#### Dataset items
* Start *
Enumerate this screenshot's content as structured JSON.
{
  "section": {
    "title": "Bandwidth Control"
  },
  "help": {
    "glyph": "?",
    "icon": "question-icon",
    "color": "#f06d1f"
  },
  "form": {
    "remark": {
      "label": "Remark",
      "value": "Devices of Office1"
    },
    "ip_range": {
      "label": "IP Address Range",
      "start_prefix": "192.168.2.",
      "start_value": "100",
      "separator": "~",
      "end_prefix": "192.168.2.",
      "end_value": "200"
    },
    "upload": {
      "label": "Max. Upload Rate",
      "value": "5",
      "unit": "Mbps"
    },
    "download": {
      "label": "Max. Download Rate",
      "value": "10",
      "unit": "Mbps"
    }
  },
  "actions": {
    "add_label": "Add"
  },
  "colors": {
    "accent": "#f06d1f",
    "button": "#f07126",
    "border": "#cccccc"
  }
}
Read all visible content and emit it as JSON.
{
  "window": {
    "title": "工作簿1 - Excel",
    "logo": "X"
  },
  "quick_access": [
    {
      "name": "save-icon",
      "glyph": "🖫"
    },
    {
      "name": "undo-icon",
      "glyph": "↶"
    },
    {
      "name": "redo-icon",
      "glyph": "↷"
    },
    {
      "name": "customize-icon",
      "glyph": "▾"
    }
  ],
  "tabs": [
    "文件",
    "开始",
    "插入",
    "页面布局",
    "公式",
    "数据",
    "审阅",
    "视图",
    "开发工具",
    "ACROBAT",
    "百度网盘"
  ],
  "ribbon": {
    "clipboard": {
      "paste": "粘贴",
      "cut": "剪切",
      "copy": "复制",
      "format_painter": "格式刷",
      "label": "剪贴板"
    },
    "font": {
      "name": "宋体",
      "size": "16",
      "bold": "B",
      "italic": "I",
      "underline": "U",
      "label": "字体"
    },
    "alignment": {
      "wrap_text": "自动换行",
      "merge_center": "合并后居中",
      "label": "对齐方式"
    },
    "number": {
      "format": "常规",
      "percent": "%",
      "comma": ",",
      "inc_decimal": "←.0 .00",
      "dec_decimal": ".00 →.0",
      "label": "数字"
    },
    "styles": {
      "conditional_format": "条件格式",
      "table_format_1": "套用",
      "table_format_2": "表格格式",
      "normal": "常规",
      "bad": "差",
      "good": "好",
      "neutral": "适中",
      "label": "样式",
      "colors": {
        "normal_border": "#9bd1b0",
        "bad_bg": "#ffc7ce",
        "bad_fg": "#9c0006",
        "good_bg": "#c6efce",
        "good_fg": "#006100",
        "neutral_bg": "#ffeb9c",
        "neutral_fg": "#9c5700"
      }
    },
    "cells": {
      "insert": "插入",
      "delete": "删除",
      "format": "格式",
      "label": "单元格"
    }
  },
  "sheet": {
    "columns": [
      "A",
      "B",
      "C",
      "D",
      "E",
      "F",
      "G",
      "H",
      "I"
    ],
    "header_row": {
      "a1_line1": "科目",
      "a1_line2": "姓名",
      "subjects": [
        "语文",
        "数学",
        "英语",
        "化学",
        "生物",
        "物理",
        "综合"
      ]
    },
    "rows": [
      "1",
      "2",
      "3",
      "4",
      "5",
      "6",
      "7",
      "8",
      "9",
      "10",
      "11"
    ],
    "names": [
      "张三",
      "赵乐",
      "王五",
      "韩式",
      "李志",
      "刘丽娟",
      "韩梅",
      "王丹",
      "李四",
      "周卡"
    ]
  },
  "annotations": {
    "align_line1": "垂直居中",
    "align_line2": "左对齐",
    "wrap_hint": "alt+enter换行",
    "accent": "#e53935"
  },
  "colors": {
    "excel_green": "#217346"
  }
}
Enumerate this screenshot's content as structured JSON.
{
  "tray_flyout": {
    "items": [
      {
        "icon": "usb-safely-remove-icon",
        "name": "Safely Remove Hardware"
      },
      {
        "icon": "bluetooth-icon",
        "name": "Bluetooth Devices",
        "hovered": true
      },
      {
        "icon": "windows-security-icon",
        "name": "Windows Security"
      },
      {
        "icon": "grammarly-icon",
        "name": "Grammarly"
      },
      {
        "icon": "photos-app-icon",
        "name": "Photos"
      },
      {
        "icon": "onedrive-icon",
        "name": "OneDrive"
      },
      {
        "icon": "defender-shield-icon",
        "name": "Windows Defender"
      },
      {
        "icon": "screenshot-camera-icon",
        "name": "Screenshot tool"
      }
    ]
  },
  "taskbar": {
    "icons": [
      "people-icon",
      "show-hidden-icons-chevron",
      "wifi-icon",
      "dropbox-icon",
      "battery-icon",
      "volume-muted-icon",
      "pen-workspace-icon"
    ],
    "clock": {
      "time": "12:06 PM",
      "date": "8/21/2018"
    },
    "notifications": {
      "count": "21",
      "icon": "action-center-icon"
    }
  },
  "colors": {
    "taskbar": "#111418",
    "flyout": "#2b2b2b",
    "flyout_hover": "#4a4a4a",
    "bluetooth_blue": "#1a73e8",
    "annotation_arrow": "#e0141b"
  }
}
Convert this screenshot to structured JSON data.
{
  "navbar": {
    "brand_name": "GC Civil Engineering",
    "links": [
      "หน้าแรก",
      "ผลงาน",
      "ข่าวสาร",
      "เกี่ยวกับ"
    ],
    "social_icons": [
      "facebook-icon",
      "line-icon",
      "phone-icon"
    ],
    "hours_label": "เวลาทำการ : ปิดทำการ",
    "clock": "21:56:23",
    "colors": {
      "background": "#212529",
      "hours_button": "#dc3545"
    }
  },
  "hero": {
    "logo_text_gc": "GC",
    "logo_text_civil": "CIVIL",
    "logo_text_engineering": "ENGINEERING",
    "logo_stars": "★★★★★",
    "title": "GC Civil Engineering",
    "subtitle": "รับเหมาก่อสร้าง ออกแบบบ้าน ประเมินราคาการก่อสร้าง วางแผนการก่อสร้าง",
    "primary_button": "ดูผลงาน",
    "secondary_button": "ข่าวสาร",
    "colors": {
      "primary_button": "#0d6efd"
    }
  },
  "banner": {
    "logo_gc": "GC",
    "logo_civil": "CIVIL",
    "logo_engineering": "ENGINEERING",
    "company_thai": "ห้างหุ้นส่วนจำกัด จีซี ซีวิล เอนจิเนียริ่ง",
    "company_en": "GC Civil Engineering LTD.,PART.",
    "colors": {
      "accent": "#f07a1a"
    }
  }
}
* End *
#### Given problem
Copy each record from above exactly, and include every line.

#### Worked solution
Enumerate this screenshot's content as structured JSON.
{
  "section": {
    "title": "Bandwidth Control"
  },
  "help": {
    "glyph": "?",
    "icon": "question-icon",
    "color": "#f06d1f"
  },
  "form": {
    "remark": {
      "label": "Remark",
      "value": "Devices of Office1"
    },
    "ip_range": {
      "label": "IP Address Range",
      "start_prefix": "192.168.2.",
      "start_value": "100",
      "separator": "~",
      "end_prefix": "192.168.2.",
      "end_value": "200"
    },
    "upload": {
      "label": "Max. Upload Rate",
      "value": "5",
      "unit": "Mbps"
    },
    "download": {
      "label": "Max. Download Rate",
      "value": "10",
      "unit": "Mbps"
    }
  },
  "actions": {
    "add_label": "Add"
  },
  "colors": {
    "accent": "#f06d1f",
    "button": "#f07126",
    "border": "#cccccc"
  }
}
Read all visible content and emit it as JSON.
{
  "window": {
    "title": "工作簿1 - Excel",
    "logo": "X"
  },
  "quick_access": [
    {
      "name": "save-icon",
      "glyph": "🖫"
    },
    {
      "name": "undo-icon",
      "glyph": "↶"
    },
    {
      "name": "redo-icon",
      "glyph": "↷"
    },
    {
      "name": "customize-icon",
      "glyph": "▾"
    }
  ],
  "tabs": [
    "文件",
    "开始",
    "插入",
    "页面布局",
    "公式",
    "数据",
    "审阅",
    "视图",
    "开发工具",
    "ACROBAT",
    "百度网盘"
  ],
  "ribbon": {
    "clipboard": {
      "paste": "粘贴",
      "cut": "剪切",
      "copy": "复制",
      "format_painter": "格式刷",
      "label": "剪贴板"
    },
    "font": {
      "name": "宋体",
      "size": "16",
      "bold": "B",
      "italic": "I",
      "underline": "U",
      "label": "字体"
    },
    "alignment": {
      "wrap_text": "自动换行",
      "merge_center": "合并后居中",
      "label": "对齐方式"
    },
    "number": {
      "format": "常规",
      "percent": "%",
      "comma": ",",
      "inc_decimal": "←.0 .00",
      "dec_decimal": ".00 →.0",
      "label": "数字"
    },
    "styles": {
      "conditional_format": "条件格式",
      "table_format_1": "套用",
      "table_format_2": "表格格式",
      "normal": "常规",
      "bad": "差",
      "good": "好",
      "neutral": "适中",
      "label": "样式",
      "colors": {
        "normal_border": "#9bd1b0",
        "bad_bg": "#ffc7ce",
        "bad_fg": "#9c0006",
        "good_bg": "#c6efce",
        "good_fg": "#006100",
        "neutral_bg": "#ffeb9c",
        "neutral_fg": "#9c5700"
      }
    },
    "cells": {
      "insert": "插入",
      "delete": "删除",
      "format": "格式",
      "label": "单元格"
    }
  },
  "sheet": {
    "columns": [
      "A",
      "B",
      "C",
      "D",
      "E",
      "F",
      "G",
      "H",
      "I"
    ],
    "header_row": {
      "a1_line1": "科目",
      "a1_line2": "姓名",
      "subjects": [
        "语文",
        "数学",
        "英语",
        "化学",
        "生物",
        "物理",
        "综合"
      ]
    },
    "rows": [
      "1",
      "2",
      "3",
      "4",
      "5",
      "6",
      "7",
      "8",
      "9",
      "10",
      "11"
    ],
    "names": [
      "张三",
      "赵乐",
      "王五",
      "韩式",
      "李志",
      "刘丽娟",
      "韩梅",
      "王丹",
      "李四",
      "周卡"
    ]
  },
  "annotations": {
    "align_line1": "垂直居中",
    "align_line2": "左对齐",
    "wrap_hint": "alt+enter换行",
    "accent": "#e53935"
  },
  "colors": {
    "excel_green": "#217346"
  }
}
Enumerate this screenshot's content as structured JSON.
{
  "tray_flyout": {
    "items": [
      {
        "icon": "usb-safely-remove-icon",
        "name": "Safely Remove Hardware"
      },
      {
        "icon": "bluetooth-icon",
        "name": "Bluetooth Devices",
        "hovered": true
      },
      {
        "icon": "windows-security-icon",
        "name": "Windows Security"
      },
      {
        "icon": "grammarly-icon",
        "name": "Grammarly"
      },
      {
        "icon": "photos-app-icon",
        "name": "Photos"
      },
      {
        "icon": "onedrive-icon",
        "name": "OneDrive"
      },
      {
        "icon": "defender-shield-icon",
        "name": "Windows Defender"
      },
      {
        "icon": "screenshot-camera-icon",
        "name": "Screenshot tool"
      }
    ]
  },
  "taskbar": {
    "icons": [
      "people-icon",
      "show-hidden-icons-chevron",
      "wifi-icon",
      "dropbox-icon",
      "battery-icon",
      "volume-muted-icon",
      "pen-workspace-icon"
    ],
    "clock": {
      "time": "12:06 PM",
      "date": "8/21/2018"
    },
    "notifications": {
      "count": "21",
      "icon": "action-center-icon"
    }
  },
  "colors": {
    "taskbar": "#111418",
    "flyout": "#2b2b2b",
    "flyout_hover": "#4a4a4a",
    "bluetooth_blue": "#1a73e8",
    "annotation_arrow": "#e0141b"
  }
}
Convert this screenshot to structured JSON data.
{
  "navbar": {
    "brand_name": "GC Civil Engineering",
    "links": [
      "หน้าแรก",
      "ผลงาน",
      "ข่าวสาร",
      "เกี่ยวกับ"
    ],
    "social_icons": [
      "facebook-icon",
      "line-icon",
      "phone-icon"
    ],
    "hours_label": "เวลาทำการ : ปิดทำการ",
    "clock": "21:56:23",
    "colors": {
      "background": "#212529",
      "hours_button": "#dc3545"
    }
  },
  "hero": {
    "logo_text_gc": "GC",
    "logo_text_civil": "CIVIL",
    "logo_text_engineering": "ENGINEERING",
    "logo_stars": "★★★★★",
    "title": "GC Civil Engineering",
    "subtitle": "รับเหมาก่อสร้าง ออกแบบบ้าน ประเมินราคาการก่อสร้าง วางแผนการก่อสร้าง",
    "primary_button": "ดูผลงาน",
    "secondary_button": "ข่าวสาร",
    "colors": {
      "primary_button": "#0d6efd"
    }
  },
  "banner": {
    "logo_gc": "GC",
    "logo_civil": "CIVIL",
    "logo_engineering": "ENGINEERING",
    "company_thai": "ห้างหุ้นส่วนจำกัด จีซี ซีวิล เอนจิเนียริ่ง",
    "company_en": "GC Civil Engineering LTD.,PART.",
    "colors": {
      "accent": "#f07a1a"
    }
  }
}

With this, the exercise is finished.